**Objective:** In how many lines of the data does the word "Auto" appear? Give the number by itself.
[Start Recorded data]
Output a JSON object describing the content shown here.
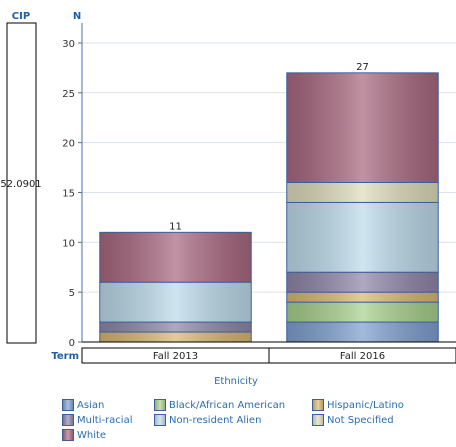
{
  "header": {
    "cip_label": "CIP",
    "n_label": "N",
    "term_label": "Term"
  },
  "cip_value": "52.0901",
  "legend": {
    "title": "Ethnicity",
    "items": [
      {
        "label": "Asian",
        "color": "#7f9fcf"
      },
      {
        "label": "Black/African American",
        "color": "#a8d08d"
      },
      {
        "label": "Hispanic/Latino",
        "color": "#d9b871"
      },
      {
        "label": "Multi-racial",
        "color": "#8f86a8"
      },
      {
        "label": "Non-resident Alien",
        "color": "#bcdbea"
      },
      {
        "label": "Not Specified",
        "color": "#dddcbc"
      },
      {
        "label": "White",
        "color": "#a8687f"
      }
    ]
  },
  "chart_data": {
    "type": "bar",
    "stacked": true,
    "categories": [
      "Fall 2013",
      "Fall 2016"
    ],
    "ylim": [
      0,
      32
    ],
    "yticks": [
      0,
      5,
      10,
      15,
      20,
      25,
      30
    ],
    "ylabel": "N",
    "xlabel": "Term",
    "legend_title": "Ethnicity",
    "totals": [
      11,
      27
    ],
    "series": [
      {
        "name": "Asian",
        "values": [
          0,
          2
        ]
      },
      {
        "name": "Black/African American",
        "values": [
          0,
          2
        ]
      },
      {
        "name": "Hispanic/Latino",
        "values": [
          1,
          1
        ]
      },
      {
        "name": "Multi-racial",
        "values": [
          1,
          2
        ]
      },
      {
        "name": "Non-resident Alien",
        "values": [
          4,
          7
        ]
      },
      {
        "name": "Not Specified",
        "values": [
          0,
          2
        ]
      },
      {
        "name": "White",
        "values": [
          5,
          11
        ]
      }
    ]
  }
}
[End Recorded data]
[Start Recorded data]
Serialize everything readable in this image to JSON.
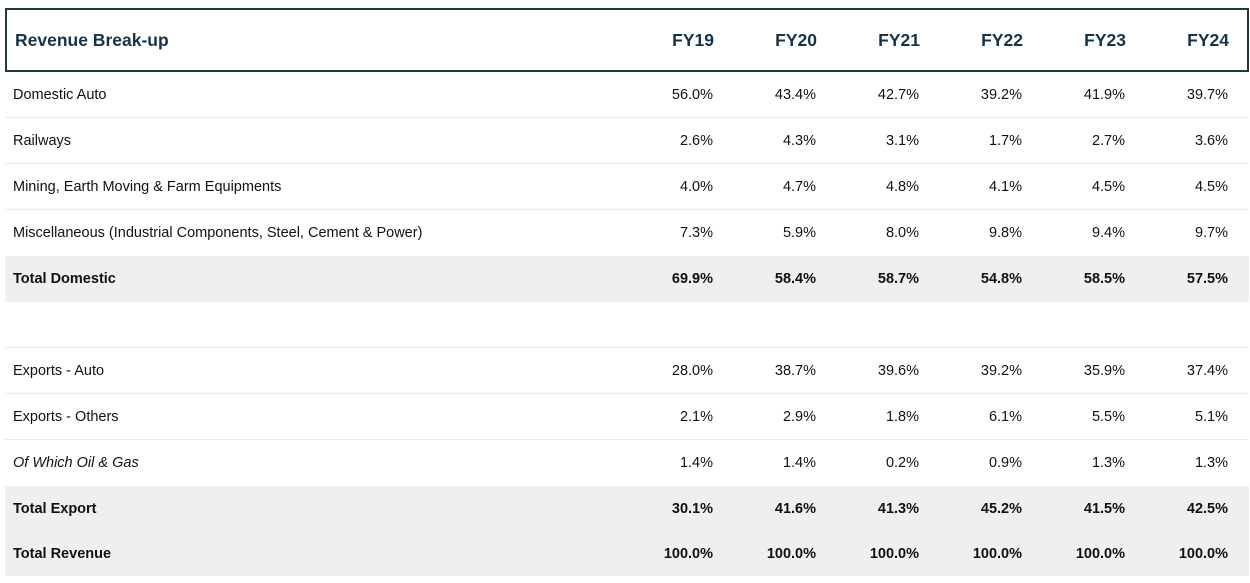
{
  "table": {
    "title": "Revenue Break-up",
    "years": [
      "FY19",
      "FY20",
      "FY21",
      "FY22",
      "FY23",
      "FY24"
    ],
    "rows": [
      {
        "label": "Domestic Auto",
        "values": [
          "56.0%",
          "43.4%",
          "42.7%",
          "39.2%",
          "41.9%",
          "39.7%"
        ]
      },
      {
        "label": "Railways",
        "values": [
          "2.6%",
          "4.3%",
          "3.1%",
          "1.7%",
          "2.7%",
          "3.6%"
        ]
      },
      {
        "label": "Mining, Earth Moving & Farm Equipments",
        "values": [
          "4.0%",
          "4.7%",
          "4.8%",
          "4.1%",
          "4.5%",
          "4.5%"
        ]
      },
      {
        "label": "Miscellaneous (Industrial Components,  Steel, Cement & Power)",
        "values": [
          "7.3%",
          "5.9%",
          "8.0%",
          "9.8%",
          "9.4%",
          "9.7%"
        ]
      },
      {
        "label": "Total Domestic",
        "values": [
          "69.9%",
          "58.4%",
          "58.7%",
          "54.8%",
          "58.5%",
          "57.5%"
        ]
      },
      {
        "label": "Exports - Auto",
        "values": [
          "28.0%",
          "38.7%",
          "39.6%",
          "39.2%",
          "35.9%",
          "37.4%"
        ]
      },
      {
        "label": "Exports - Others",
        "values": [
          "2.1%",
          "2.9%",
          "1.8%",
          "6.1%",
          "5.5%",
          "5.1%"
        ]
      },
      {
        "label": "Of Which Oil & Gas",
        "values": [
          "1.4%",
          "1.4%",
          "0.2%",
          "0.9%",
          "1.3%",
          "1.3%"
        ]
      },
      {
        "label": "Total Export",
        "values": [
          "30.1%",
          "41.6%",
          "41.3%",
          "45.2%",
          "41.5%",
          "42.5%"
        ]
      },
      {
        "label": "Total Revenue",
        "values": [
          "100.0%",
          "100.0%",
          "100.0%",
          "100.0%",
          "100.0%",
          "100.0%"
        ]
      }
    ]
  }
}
[End Recorded data]
[Start Recorded data]
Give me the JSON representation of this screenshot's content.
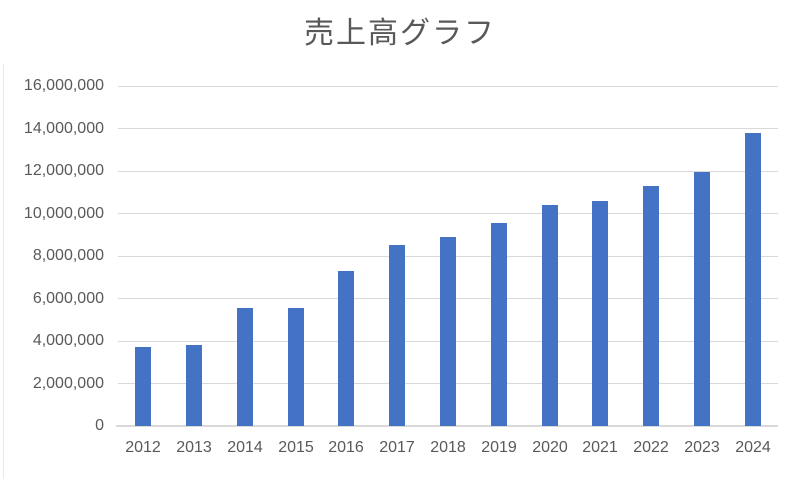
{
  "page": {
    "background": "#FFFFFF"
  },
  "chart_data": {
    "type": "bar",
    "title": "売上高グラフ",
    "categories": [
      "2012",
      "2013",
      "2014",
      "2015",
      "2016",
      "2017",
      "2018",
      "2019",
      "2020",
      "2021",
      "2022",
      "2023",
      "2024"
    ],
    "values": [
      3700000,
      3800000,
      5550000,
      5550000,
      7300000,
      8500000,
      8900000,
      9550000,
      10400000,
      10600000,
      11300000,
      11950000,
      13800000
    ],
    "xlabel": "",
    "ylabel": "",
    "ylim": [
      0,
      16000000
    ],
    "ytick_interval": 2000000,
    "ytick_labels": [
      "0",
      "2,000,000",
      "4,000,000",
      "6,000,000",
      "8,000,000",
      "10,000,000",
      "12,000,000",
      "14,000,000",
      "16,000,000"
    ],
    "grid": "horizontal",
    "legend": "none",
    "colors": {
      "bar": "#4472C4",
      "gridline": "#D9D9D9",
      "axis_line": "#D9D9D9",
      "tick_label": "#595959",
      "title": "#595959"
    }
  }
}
[End Recorded data]
**Solution:** 2